Task: Locate the string "определить" throughout the material and copy every line in which it occurs.

Data listing:
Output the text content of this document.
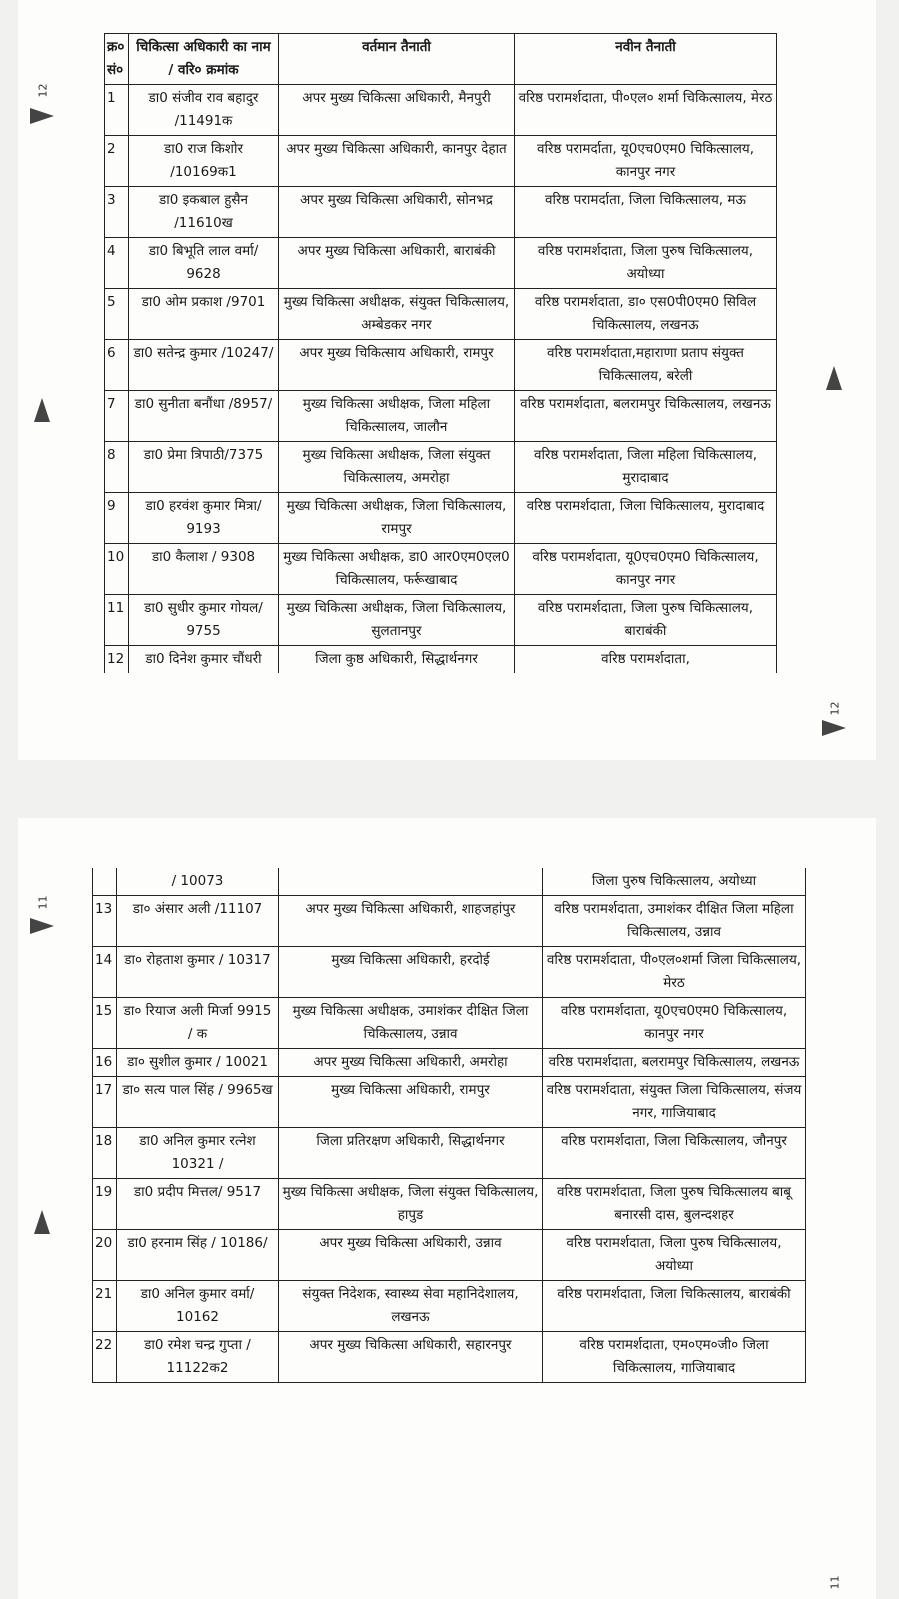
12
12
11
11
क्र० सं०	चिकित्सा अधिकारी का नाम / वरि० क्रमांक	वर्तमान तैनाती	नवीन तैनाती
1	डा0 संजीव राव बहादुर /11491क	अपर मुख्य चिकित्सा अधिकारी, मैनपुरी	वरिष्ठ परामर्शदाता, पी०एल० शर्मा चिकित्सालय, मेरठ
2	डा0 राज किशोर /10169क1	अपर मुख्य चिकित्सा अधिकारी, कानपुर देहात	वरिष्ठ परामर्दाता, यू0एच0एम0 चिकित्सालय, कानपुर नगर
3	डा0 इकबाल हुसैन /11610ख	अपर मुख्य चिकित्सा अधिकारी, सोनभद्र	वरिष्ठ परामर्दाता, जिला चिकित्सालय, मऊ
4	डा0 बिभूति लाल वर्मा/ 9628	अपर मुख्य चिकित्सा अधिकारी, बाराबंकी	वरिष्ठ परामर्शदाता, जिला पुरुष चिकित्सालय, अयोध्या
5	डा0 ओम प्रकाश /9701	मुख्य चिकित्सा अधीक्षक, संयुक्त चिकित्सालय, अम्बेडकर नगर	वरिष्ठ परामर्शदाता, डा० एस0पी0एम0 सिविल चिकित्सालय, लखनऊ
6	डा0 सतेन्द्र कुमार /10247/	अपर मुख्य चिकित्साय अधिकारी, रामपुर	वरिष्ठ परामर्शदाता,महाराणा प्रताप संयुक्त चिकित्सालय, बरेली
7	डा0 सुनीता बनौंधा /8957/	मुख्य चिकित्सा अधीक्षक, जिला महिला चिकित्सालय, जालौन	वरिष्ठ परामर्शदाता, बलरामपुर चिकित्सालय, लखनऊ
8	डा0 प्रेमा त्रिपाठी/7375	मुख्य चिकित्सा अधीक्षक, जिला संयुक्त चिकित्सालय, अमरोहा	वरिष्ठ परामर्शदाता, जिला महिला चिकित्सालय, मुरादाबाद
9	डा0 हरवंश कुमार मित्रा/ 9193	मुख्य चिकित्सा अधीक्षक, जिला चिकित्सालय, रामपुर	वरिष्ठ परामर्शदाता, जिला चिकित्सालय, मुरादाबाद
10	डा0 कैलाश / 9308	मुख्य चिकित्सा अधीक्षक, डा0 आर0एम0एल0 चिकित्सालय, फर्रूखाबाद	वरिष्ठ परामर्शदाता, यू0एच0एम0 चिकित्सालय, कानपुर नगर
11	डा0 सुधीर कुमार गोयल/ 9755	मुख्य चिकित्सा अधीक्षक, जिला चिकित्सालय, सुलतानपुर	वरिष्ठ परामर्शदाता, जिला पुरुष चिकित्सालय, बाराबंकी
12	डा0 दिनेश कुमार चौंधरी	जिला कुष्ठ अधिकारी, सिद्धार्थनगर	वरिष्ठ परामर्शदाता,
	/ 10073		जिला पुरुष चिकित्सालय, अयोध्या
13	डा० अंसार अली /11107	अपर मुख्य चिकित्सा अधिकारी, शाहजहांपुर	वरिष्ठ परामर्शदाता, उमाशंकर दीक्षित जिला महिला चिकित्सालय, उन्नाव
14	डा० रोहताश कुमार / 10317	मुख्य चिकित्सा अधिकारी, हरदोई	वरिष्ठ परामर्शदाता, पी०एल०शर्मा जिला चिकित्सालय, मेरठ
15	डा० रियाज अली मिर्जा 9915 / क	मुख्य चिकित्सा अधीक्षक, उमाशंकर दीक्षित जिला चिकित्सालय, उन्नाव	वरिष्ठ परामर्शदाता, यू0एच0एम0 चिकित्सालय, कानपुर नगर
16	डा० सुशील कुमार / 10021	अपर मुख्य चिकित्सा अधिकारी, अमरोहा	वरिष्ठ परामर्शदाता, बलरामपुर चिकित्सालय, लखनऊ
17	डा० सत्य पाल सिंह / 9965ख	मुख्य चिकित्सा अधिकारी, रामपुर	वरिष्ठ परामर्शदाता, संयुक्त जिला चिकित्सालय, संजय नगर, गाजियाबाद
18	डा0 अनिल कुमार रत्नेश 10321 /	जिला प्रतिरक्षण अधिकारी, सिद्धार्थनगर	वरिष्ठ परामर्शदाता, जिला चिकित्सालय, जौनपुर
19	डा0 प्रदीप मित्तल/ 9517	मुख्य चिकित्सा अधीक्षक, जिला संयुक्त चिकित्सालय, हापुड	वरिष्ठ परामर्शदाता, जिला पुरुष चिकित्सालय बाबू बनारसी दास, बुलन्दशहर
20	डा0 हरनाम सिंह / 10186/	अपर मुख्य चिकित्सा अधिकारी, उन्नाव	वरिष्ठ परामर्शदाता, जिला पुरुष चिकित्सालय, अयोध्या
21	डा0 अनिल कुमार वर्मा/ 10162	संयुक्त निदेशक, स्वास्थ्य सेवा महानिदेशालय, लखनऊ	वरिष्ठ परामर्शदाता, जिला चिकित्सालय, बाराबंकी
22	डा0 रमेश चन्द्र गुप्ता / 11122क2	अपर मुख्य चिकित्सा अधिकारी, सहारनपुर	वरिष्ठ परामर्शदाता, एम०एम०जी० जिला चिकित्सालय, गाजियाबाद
---
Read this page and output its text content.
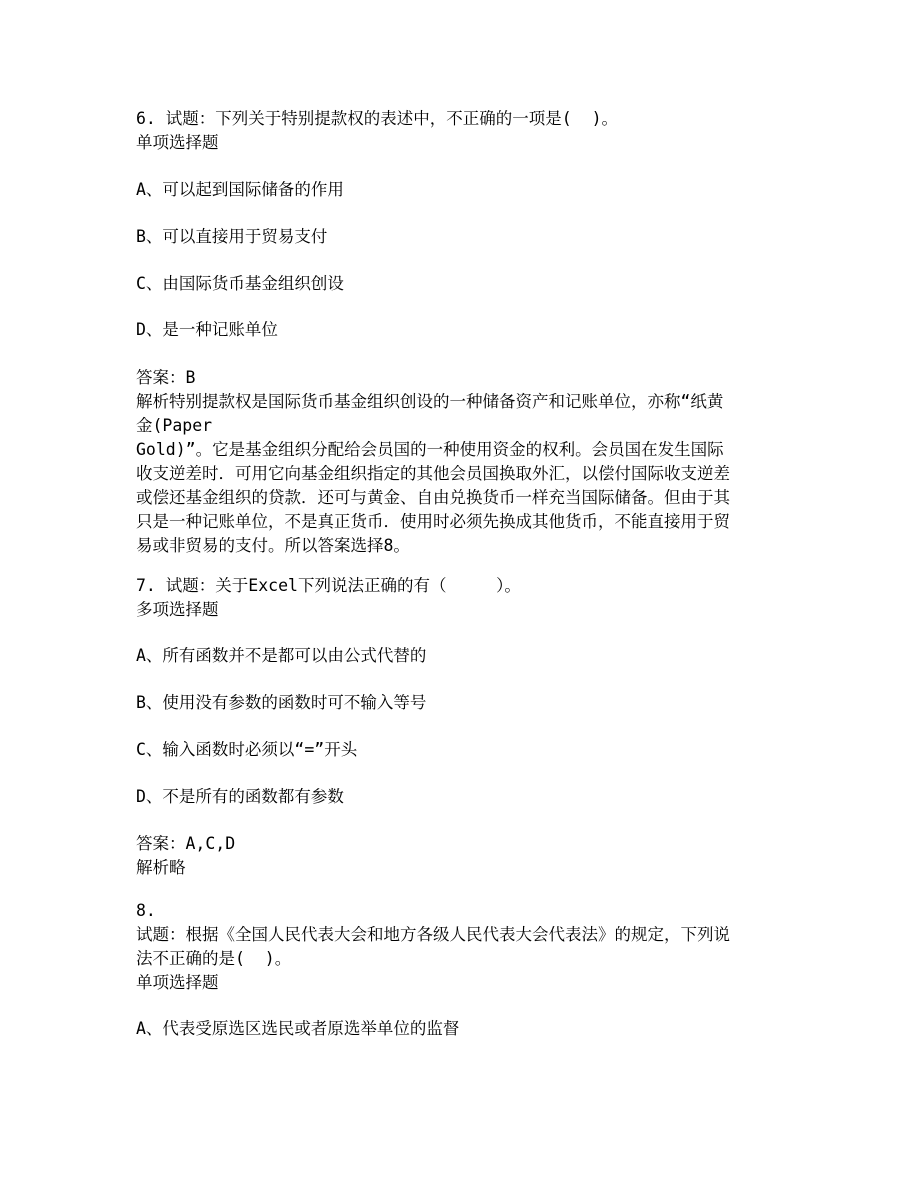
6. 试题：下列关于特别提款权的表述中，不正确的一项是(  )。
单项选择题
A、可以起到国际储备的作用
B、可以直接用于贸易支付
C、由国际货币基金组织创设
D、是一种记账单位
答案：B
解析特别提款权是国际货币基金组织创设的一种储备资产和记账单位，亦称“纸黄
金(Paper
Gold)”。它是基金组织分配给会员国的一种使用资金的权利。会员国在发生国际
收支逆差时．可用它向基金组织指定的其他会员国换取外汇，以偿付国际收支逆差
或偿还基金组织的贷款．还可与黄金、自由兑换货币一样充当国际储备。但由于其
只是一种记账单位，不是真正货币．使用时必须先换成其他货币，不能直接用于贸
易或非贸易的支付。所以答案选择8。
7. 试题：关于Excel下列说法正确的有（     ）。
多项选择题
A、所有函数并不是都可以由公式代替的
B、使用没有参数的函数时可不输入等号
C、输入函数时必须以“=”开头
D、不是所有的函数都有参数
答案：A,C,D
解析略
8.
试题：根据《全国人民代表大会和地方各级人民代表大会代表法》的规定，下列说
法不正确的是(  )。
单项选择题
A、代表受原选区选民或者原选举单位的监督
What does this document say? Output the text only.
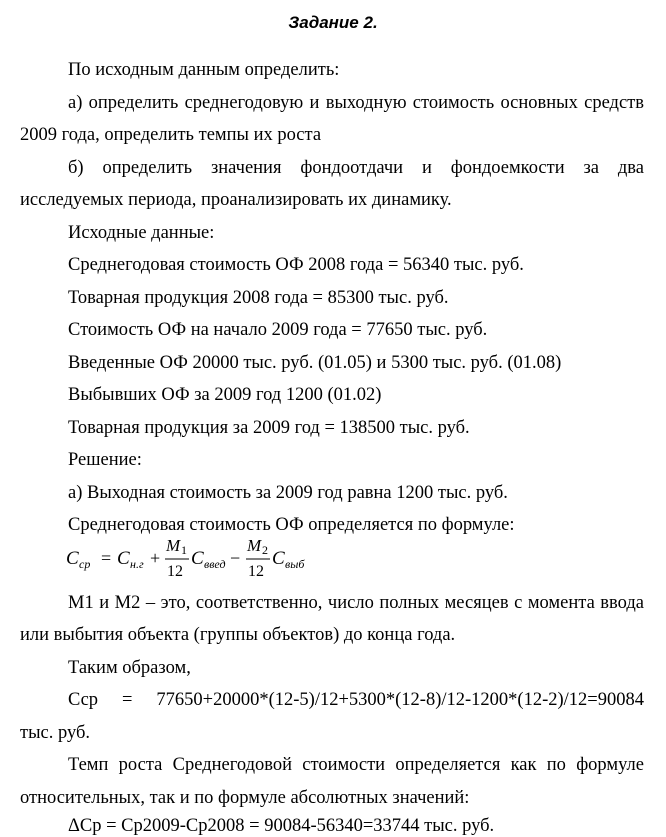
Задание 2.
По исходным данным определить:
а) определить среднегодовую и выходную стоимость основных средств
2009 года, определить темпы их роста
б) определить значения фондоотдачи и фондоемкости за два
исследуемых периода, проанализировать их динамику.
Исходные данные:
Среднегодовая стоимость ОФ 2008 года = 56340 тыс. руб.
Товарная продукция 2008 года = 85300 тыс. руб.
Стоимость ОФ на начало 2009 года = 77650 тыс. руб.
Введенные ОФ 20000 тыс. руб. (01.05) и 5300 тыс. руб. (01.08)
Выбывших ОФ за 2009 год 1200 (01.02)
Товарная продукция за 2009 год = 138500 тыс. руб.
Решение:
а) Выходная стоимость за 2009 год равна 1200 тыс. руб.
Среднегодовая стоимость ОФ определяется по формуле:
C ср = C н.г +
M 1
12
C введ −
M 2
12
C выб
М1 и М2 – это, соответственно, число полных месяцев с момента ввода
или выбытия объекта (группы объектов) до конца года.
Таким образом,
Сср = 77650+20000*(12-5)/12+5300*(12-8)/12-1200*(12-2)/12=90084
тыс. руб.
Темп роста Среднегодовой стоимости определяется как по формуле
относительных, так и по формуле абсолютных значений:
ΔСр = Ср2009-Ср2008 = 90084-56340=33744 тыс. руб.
==
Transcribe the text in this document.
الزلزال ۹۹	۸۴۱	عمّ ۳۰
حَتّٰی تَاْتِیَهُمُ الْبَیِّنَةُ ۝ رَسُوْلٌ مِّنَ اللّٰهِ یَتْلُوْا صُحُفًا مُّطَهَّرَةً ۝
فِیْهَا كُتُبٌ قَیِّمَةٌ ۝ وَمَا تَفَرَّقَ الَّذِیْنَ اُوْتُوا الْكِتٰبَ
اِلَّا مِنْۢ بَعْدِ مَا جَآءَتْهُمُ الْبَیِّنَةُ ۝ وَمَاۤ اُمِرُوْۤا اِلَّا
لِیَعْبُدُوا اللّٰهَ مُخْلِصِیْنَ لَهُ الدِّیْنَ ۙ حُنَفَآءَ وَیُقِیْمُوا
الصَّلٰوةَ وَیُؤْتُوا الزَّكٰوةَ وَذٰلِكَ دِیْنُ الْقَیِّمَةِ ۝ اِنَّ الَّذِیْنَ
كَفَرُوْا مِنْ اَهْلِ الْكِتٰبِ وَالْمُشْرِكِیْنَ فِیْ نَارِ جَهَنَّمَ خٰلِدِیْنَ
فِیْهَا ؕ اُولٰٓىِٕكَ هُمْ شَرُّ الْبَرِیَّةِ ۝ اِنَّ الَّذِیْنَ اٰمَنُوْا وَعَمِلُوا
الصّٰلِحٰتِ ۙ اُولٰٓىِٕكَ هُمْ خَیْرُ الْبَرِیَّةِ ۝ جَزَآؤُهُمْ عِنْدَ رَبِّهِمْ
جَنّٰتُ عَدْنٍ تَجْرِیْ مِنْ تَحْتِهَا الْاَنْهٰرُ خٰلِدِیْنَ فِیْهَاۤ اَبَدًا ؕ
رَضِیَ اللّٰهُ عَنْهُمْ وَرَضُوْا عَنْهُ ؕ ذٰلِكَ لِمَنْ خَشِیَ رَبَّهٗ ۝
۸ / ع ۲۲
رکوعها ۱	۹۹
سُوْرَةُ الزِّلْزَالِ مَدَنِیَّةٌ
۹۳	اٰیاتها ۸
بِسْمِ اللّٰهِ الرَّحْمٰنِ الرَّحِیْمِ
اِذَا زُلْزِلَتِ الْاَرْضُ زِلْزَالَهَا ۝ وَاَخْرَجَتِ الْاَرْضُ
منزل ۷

Correct answer:
По исходным данным определить:
а) определить среднегодовую и выходную стоимость основных средств
2009 года, определить темпы их роста
б) определить значения фондоотдачи и фондоемкости за два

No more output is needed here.